*The task*
Copy every record below, exactly as written.
── Items
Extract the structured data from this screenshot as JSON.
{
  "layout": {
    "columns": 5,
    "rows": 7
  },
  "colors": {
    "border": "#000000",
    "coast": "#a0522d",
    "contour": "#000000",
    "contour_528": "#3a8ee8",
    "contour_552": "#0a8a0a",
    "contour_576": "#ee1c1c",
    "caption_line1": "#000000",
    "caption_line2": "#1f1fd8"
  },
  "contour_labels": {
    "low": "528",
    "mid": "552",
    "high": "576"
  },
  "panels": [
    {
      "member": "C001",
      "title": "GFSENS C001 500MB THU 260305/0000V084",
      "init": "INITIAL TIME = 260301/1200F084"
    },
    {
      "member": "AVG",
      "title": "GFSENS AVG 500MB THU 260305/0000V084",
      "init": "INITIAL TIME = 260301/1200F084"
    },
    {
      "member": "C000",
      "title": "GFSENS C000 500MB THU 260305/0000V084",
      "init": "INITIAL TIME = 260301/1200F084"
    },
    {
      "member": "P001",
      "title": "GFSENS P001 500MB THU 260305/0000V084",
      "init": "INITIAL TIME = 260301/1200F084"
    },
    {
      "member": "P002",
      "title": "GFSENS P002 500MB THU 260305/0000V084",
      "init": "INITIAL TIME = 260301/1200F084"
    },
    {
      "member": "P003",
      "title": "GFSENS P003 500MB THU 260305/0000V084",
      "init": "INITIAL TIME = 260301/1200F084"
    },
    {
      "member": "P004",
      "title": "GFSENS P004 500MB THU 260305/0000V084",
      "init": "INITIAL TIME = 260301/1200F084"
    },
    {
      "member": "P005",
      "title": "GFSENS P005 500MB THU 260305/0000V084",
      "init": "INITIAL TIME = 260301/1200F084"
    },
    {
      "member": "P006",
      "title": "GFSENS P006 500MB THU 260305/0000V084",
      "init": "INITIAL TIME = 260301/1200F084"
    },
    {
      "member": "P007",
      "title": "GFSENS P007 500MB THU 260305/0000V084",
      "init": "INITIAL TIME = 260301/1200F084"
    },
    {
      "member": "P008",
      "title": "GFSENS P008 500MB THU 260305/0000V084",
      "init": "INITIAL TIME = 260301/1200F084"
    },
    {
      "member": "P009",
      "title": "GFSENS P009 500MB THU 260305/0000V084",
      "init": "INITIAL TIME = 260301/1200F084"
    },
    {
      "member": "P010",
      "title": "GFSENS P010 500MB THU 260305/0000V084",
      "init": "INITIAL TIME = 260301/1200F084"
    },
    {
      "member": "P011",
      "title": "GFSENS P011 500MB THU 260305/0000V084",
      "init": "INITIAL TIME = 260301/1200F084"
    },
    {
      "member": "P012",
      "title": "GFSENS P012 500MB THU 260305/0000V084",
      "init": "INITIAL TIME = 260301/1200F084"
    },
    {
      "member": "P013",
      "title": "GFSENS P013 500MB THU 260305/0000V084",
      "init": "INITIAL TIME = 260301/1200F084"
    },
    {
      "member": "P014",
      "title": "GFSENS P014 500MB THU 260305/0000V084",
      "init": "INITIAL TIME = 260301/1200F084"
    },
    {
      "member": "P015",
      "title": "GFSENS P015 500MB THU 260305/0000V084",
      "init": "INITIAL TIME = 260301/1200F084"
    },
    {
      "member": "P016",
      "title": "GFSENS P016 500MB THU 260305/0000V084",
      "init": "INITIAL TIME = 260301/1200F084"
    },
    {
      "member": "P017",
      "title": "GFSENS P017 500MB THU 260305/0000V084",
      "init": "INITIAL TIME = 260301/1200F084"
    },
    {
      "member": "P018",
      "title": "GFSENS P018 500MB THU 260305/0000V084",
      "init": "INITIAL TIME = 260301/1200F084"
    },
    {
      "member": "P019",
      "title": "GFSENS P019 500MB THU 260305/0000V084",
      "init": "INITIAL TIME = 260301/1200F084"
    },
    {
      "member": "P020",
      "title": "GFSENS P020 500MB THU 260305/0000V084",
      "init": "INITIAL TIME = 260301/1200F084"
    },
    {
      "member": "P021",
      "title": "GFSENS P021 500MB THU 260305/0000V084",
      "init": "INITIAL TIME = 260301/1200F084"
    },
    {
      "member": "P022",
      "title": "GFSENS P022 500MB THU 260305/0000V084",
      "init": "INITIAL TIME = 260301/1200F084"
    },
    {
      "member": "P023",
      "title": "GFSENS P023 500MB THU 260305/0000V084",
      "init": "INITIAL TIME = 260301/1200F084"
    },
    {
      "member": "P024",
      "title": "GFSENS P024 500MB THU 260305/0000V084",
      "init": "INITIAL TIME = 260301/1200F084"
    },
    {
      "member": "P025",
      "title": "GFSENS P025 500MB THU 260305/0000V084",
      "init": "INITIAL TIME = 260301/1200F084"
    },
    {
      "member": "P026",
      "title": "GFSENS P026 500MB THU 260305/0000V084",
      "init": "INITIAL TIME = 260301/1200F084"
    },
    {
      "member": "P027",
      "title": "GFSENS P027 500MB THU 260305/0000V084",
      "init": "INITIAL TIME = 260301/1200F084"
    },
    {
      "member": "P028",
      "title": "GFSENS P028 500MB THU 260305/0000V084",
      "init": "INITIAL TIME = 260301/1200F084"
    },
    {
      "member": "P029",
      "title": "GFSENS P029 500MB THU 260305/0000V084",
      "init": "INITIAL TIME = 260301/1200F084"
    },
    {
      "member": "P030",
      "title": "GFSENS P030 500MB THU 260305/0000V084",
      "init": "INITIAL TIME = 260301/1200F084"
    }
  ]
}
────
*Expected answer*
Extract the structured data from this screenshot as JSON.
{
  "layout": {
    "columns": 5,
    "rows": 7
  },
  "colors": {
    "border": "#000000",
    "coast": "#a0522d",
    "contour": "#000000",
    "contour_528": "#3a8ee8",
    "contour_552": "#0a8a0a",
    "contour_576": "#ee1c1c",
    "caption_line1": "#000000",
    "caption_line2": "#1f1fd8"
  },
  "contour_labels": {
    "low": "528",
    "mid": "552",
    "high": "576"
  },
  "panels": [
    {
      "member": "C001",
      "title": "GFSENS C001 500MB THU 260305/0000V084",
      "init": "INITIAL TIME = 260301/1200F084"
    },
    {
      "member": "AVG",
      "title": "GFSENS AVG 500MB THU 260305/0000V084",
      "init": "INITIAL TIME = 260301/1200F084"
    },
    {
      "member": "C000",
      "title": "GFSENS C000 500MB THU 260305/0000V084",
      "init": "INITIAL TIME = 260301/1200F084"
    },
    {
      "member": "P001",
      "title": "GFSENS P001 500MB THU 260305/0000V084",
      "init": "INITIAL TIME = 260301/1200F084"
    },
    {
      "member": "P002",
      "title": "GFSENS P002 500MB THU 260305/0000V084",
      "init": "INITIAL TIME = 260301/1200F084"
    },
    {
      "member": "P003",
      "title": "GFSENS P003 500MB THU 260305/0000V084",
      "init": "INITIAL TIME = 260301/1200F084"
    },
    {
      "member": "P004",
      "title": "GFSENS P004 500MB THU 260305/0000V084",
      "init": "INITIAL TIME = 260301/1200F084"
    },
    {
      "member": "P005",
      "title": "GFSENS P005 500MB THU 260305/0000V084",
      "init": "INITIAL TIME = 260301/1200F084"
    },
    {
      "member": "P006",
      "title": "GFSENS P006 500MB THU 260305/0000V084",
      "init": "INITIAL TIME = 260301/1200F084"
    },
    {
      "member": "P007",
      "title": "GFSENS P007 500MB THU 260305/0000V084",
      "init": "INITIAL TIME = 260301/1200F084"
    },
    {
      "member": "P008",
      "title": "GFSENS P008 500MB THU 260305/0000V084",
      "init": "INITIAL TIME = 260301/1200F084"
    },
    {
      "member": "P009",
      "title": "GFSENS P009 500MB THU 260305/0000V084",
      "init": "INITIAL TIME = 260301/1200F084"
    },
    {
      "member": "P010",
      "title": "GFSENS P010 500MB THU 260305/0000V084",
      "init": "INITIAL TIME = 260301/1200F084"
    },
    {
      "member": "P011",
      "title": "GFSENS P011 500MB THU 260305/0000V084",
      "init": "INITIAL TIME = 260301/1200F084"
    },
    {
      "member": "P012",
      "title": "GFSENS P012 500MB THU 260305/0000V084",
      "init": "INITIAL TIME = 260301/1200F084"
    },
    {
      "member": "P013",
      "title": "GFSENS P013 500MB THU 260305/0000V084",
      "init": "INITIAL TIME = 260301/1200F084"
    },
    {
      "member": "P014",
      "title": "GFSENS P014 500MB THU 260305/0000V084",
      "init": "INITIAL TIME = 260301/1200F084"
    },
    {
      "member": "P015",
      "title": "GFSENS P015 500MB THU 260305/0000V084",
      "init": "INITIAL TIME = 260301/1200F084"
    },
    {
      "member": "P016",
      "title": "GFSENS P016 500MB THU 260305/0000V084",
      "init": "INITIAL TIME = 260301/1200F084"
    },
    {
      "member": "P017",
      "title": "GFSENS P017 500MB THU 260305/0000V084",
      "init": "INITIAL TIME = 260301/1200F084"
    },
    {
      "member": "P018",
      "title": "GFSENS P018 500MB THU 260305/0000V084",
      "init": "INITIAL TIME = 260301/1200F084"
    },
    {
      "member": "P019",
      "title": "GFSENS P019 500MB THU 260305/0000V084",
      "init": "INITIAL TIME = 260301/1200F084"
    },
    {
      "member": "P020",
      "title": "GFSENS P020 500MB THU 260305/0000V084",
      "init": "INITIAL TIME = 260301/1200F084"
    },
    {
      "member": "P021",
      "title": "GFSENS P021 500MB THU 260305/0000V084",
      "init": "INITIAL TIME = 260301/1200F084"
    },
    {
      "member": "P022",
      "title": "GFSENS P022 500MB THU 260305/0000V084",
      "init": "INITIAL TIME = 260301/1200F084"
    },
    {
      "member": "P023",
      "title": "GFSENS P023 500MB THU 260305/0000V084",
      "init": "INITIAL TIME = 260301/1200F084"
    },
    {
      "member": "P024",
      "title": "GFSENS P024 500MB THU 260305/0000V084",
      "init": "INITIAL TIME = 260301/1200F084"
    },
    {
      "member": "P025",
      "title": "GFSENS P025 500MB THU 260305/0000V084",
      "init": "INITIAL TIME = 260301/1200F084"
    },
    {
      "member": "P026",
      "title": "GFSENS P026 500MB THU 260305/0000V084",
      "init": "INITIAL TIME = 260301/1200F084"
    },
    {
      "member": "P027",
      "title": "GFSENS P027 500MB THU 260305/0000V084",
      "init": "INITIAL TIME = 260301/1200F084"
    },
    {
      "member": "P028",
      "title": "GFSENS P028 500MB THU 260305/0000V084",
      "init": "INITIAL TIME = 260301/1200F084"
    },
    {
      "member": "P029",
      "title": "GFSENS P029 500MB THU 260305/0000V084",
      "init": "INITIAL TIME = 260301/1200F084"
    },
    {
      "member": "P030",
      "title": "GFSENS P030 500MB THU 260305/0000V084",
      "init": "INITIAL TIME = 260301/1200F084"
    }
  ]
}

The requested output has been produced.